Instructions for the task
Pull out every line with the word "text" from the entries below.

Extracted entries
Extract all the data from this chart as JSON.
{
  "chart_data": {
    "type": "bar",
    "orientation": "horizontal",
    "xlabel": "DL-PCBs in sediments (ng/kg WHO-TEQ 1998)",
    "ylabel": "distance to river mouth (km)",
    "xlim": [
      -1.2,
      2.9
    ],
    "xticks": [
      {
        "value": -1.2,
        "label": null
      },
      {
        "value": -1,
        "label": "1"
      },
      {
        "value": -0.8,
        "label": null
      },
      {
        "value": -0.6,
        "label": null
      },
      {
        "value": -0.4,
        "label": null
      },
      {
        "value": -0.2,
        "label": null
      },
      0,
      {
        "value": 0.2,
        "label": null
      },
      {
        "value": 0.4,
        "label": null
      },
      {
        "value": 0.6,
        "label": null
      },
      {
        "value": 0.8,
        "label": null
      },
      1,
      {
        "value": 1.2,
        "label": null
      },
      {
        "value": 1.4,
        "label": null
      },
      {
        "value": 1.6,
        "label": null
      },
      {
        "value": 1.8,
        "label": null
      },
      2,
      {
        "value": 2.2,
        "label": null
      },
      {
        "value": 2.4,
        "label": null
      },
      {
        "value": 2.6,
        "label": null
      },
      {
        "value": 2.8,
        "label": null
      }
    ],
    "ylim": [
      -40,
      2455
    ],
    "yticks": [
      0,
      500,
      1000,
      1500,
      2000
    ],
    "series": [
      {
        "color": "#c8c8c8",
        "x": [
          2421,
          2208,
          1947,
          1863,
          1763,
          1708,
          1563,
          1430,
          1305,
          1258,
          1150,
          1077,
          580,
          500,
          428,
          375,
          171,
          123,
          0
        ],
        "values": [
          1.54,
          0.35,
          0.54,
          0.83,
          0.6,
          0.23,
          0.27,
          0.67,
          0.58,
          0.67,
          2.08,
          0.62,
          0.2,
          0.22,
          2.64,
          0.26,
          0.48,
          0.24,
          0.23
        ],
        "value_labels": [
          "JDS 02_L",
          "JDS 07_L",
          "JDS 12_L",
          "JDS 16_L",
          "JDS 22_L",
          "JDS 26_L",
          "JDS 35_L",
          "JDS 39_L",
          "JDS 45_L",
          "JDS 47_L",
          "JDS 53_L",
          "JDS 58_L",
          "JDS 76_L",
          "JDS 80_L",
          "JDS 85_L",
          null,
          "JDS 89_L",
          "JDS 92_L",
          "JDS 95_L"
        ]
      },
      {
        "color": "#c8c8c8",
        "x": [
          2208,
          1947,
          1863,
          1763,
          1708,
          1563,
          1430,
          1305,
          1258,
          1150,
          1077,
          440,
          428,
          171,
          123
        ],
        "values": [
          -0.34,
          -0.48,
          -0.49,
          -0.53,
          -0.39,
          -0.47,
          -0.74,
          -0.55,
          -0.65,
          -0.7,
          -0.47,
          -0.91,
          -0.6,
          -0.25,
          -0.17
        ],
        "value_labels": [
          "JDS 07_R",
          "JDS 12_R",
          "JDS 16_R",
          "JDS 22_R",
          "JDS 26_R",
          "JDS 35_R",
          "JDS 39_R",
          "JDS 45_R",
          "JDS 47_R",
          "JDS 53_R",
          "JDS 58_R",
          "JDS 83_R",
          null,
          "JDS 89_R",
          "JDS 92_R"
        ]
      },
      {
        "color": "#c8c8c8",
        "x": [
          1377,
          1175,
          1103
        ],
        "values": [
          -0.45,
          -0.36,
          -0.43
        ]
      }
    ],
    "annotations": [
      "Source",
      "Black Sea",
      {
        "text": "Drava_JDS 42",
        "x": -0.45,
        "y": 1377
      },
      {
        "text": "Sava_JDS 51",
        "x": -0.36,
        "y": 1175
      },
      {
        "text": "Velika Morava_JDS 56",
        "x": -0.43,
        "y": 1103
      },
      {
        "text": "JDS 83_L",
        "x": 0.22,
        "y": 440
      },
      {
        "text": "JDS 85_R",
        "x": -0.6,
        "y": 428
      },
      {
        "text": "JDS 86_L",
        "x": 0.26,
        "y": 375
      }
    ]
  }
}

The output
        "text": "Drava_JDS 42",
        "text": "Sava_JDS 51",
        "text": "Velika Morava_JDS 56",
        "text": "JDS 83_L",
        "text": "JDS 85_R",
        "text": "JDS 86_L",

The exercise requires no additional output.